[start of STORED RECORDS]

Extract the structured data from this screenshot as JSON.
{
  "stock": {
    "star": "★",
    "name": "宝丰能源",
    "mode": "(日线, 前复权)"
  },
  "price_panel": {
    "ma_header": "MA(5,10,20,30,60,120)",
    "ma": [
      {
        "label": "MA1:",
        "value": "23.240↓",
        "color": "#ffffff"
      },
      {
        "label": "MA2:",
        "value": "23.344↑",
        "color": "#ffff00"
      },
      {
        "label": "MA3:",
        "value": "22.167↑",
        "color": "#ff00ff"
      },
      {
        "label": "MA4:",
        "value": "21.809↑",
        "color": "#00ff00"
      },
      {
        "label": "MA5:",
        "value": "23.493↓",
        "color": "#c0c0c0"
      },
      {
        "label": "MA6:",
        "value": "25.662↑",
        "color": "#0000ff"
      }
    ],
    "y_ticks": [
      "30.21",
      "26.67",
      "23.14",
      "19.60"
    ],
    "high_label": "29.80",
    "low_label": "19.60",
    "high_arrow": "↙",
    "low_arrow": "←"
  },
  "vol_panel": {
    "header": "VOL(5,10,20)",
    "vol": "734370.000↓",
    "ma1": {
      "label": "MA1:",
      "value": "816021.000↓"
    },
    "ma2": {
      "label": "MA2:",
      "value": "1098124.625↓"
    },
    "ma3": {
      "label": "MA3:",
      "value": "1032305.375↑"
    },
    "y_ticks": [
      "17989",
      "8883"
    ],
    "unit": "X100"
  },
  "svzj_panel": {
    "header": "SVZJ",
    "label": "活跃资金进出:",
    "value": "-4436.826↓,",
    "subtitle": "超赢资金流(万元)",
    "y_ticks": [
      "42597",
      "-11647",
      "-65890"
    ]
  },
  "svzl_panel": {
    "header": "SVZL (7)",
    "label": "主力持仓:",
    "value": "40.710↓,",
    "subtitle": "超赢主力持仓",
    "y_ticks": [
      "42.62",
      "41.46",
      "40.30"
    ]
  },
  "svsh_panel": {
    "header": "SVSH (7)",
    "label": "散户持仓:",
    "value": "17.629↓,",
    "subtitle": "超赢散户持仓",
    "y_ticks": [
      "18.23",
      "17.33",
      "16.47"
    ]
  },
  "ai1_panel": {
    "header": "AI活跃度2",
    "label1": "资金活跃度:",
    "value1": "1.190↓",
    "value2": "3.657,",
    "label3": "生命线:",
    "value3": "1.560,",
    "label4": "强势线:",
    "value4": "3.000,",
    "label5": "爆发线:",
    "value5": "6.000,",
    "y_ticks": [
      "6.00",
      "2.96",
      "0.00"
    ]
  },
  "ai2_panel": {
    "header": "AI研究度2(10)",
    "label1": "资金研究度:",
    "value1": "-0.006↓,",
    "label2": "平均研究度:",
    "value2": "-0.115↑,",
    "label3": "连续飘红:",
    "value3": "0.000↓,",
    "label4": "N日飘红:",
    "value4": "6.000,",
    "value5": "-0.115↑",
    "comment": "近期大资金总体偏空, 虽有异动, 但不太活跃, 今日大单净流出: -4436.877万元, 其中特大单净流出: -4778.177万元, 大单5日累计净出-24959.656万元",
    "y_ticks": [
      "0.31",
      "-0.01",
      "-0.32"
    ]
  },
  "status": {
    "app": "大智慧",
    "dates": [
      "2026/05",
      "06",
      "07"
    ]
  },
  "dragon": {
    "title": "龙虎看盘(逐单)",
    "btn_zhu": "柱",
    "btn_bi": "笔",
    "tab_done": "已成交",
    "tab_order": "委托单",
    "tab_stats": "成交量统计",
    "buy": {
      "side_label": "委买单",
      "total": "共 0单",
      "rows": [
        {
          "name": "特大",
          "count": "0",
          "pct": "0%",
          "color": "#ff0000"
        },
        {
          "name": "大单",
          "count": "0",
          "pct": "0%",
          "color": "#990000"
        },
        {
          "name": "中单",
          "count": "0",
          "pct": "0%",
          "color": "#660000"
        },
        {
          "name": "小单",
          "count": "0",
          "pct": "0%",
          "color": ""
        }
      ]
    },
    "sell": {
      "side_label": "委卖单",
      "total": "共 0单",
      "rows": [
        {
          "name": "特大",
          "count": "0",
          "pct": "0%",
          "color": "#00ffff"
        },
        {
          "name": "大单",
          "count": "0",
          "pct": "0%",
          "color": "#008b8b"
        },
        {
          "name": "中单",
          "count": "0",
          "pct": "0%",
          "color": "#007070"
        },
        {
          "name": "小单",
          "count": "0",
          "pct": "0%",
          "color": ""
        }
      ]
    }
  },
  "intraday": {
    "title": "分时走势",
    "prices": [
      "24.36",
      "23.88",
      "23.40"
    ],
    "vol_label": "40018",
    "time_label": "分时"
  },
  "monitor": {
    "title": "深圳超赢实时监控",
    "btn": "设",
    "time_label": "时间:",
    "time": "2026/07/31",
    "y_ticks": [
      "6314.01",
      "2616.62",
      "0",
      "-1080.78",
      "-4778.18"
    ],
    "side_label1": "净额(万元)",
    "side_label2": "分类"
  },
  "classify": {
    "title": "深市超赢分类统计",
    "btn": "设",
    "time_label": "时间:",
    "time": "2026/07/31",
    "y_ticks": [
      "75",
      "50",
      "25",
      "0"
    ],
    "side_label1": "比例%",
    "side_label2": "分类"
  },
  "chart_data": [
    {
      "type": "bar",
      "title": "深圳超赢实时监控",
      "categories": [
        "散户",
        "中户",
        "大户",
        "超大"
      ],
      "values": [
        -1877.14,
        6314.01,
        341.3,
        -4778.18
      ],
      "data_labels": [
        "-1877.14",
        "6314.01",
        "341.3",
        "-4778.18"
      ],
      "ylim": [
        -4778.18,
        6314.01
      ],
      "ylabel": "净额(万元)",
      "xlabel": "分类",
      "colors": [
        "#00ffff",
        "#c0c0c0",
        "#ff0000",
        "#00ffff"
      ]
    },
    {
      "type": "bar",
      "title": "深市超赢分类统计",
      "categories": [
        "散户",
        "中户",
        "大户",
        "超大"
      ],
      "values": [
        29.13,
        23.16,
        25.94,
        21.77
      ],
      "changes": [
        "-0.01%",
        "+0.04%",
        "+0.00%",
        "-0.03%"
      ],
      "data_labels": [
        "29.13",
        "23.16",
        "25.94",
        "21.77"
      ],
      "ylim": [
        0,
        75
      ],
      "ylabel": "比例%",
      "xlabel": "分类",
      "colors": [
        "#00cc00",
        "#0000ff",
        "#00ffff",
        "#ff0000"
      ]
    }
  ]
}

[end of STORED RECORDS]

● **EXERCISE INSTRUCTIONS**
Reproduce the entries above exactly.

● **EXPECTED ANSWER**
Extract the structured data from this screenshot as JSON.
{
  "stock": {
    "star": "★",
    "name": "宝丰能源",
    "mode": "(日线, 前复权)"
  },
  "price_panel": {
    "ma_header": "MA(5,10,20,30,60,120)",
    "ma": [
      {
        "label": "MA1:",
        "value": "23.240↓",
        "color": "#ffffff"
      },
      {
        "label": "MA2:",
        "value": "23.344↑",
        "color": "#ffff00"
      },
      {
        "label": "MA3:",
        "value": "22.167↑",
        "color": "#ff00ff"
      },
      {
        "label": "MA4:",
        "value": "21.809↑",
        "color": "#00ff00"
      },
      {
        "label": "MA5:",
        "value": "23.493↓",
        "color": "#c0c0c0"
      },
      {
        "label": "MA6:",
        "value": "25.662↑",
        "color": "#0000ff"
      }
    ],
    "y_ticks": [
      "30.21",
      "26.67",
      "23.14",
      "19.60"
    ],
    "high_label": "29.80",
    "low_label": "19.60",
    "high_arrow": "↙",
    "low_arrow": "←"
  },
  "vol_panel": {
    "header": "VOL(5,10,20)",
    "vol": "734370.000↓",
    "ma1": {
      "label": "MA1:",
      "value": "816021.000↓"
    },
    "ma2": {
      "label": "MA2:",
      "value": "1098124.625↓"
    },
    "ma3": {
      "label": "MA3:",
      "value": "1032305.375↑"
    },
    "y_ticks": [
      "17989",
      "8883"
    ],
    "unit": "X100"
  },
  "svzj_panel": {
    "header": "SVZJ",
    "label": "活跃资金进出:",
    "value": "-4436.826↓,",
    "subtitle": "超赢资金流(万元)",
    "y_ticks": [
      "42597",
      "-11647",
      "-65890"
    ]
  },
  "svzl_panel": {
    "header": "SVZL (7)",
    "label": "主力持仓:",
    "value": "40.710↓,",
    "subtitle": "超赢主力持仓",
    "y_ticks": [
      "42.62",
      "41.46",
      "40.30"
    ]
  },
  "svsh_panel": {
    "header": "SVSH (7)",
    "label": "散户持仓:",
    "value": "17.629↓,",
    "subtitle": "超赢散户持仓",
    "y_ticks": [
      "18.23",
      "17.33",
      "16.47"
    ]
  },
  "ai1_panel": {
    "header": "AI活跃度2",
    "label1": "资金活跃度:",
    "value1": "1.190↓",
    "value2": "3.657,",
    "label3": "生命线:",
    "value3": "1.560,",
    "label4": "强势线:",
    "value4": "3.000,",
    "label5": "爆发线:",
    "value5": "6.000,",
    "y_ticks": [
      "6.00",
      "2.96",
      "0.00"
    ]
  },
  "ai2_panel": {
    "header": "AI研究度2(10)",
    "label1": "资金研究度:",
    "value1": "-0.006↓,",
    "label2": "平均研究度:",
    "value2": "-0.115↑,",
    "label3": "连续飘红:",
    "value3": "0.000↓,",
    "label4": "N日飘红:",
    "value4": "6.000,",
    "value5": "-0.115↑",
    "comment": "近期大资金总体偏空, 虽有异动, 但不太活跃, 今日大单净流出: -4436.877万元, 其中特大单净流出: -4778.177万元, 大单5日累计净出-24959.656万元",
    "y_ticks": [
      "0.31",
      "-0.01",
      "-0.32"
    ]
  },
  "status": {
    "app": "大智慧",
    "dates": [
      "2026/05",
      "06",
      "07"
    ]
  },
  "dragon": {
    "title": "龙虎看盘(逐单)",
    "btn_zhu": "柱",
    "btn_bi": "笔",
    "tab_done": "已成交",
    "tab_order": "委托单",
    "tab_stats": "成交量统计",
    "buy": {
      "side_label": "委买单",
      "total": "共 0单",
      "rows": [
        {
          "name": "特大",
          "count": "0",
          "pct": "0%",
          "color": "#ff0000"
        },
        {
          "name": "大单",
          "count": "0",
          "pct": "0%",
          "color": "#990000"
        },
        {
          "name": "中单",
          "count": "0",
          "pct": "0%",
          "color": "#660000"
        },
        {
          "name": "小单",
          "count": "0",
          "pct": "0%",
          "color": ""
        }
      ]
    },
    "sell": {
      "side_label": "委卖单",
      "total": "共 0单",
      "rows": [
        {
          "name": "特大",
          "count": "0",
          "pct": "0%",
          "color": "#00ffff"
        },
        {
          "name": "大单",
          "count": "0",
          "pct": "0%",
          "color": "#008b8b"
        },
        {
          "name": "中单",
          "count": "0",
          "pct": "0%",
          "color": "#007070"
        },
        {
          "name": "小单",
          "count": "0",
          "pct": "0%",
          "color": ""
        }
      ]
    }
  },
  "intraday": {
    "title": "分时走势",
    "prices": [
      "24.36",
      "23.88",
      "23.40"
    ],
    "vol_label": "40018",
    "time_label": "分时"
  },
  "monitor": {
    "title": "深圳超赢实时监控",
    "btn": "设",
    "time_label": "时间:",
    "time": "2026/07/31",
    "y_ticks": [
      "6314.01",
      "2616.62",
      "0",
      "-1080.78",
      "-4778.18"
    ],
    "side_label1": "净额(万元)",
    "side_label2": "分类"
  },
  "classify": {
    "title": "深市超赢分类统计",
    "btn": "设",
    "time_label": "时间:",
    "time": "2026/07/31",
    "y_ticks": [
      "75",
      "50",
      "25",
      "0"
    ],
    "side_label1": "比例%",
    "side_label2": "分类"
  },
  "chart_data": [
    {
      "type": "bar",
      "title": "深圳超赢实时监控",
      "categories": [
        "散户",
        "中户",
        "大户",
        "超大"
      ],
      "values": [
        -1877.14,
        6314.01,
        341.3,
        -4778.18
      ],
      "data_labels": [
        "-1877.14",
        "6314.01",
        "341.3",
        "-4778.18"
      ],
      "ylim": [
        -4778.18,
        6314.01
      ],
      "ylabel": "净额(万元)",
      "xlabel": "分类",
      "colors": [
        "#00ffff",
        "#c0c0c0",
        "#ff0000",
        "#00ffff"
      ]
    },
    {
      "type": "bar",
      "title": "深市超赢分类统计",
      "categories": [
        "散户",
        "中户",
        "大户",
        "超大"
      ],
      "values": [
        29.13,
        23.16,
        25.94,
        21.77
      ],
      "changes": [
        "-0.01%",
        "+0.04%",
        "+0.00%",
        "-0.03%"
      ],
      "data_labels": [
        "29.13",
        "23.16",
        "25.94",
        "21.77"
      ],
      "ylim": [
        0,
        75
      ],
      "ylabel": "比例%",
      "xlabel": "分类",
      "colors": [
        "#00cc00",
        "#0000ff",
        "#00ffff",
        "#ff0000"
      ]
    }
  ]
}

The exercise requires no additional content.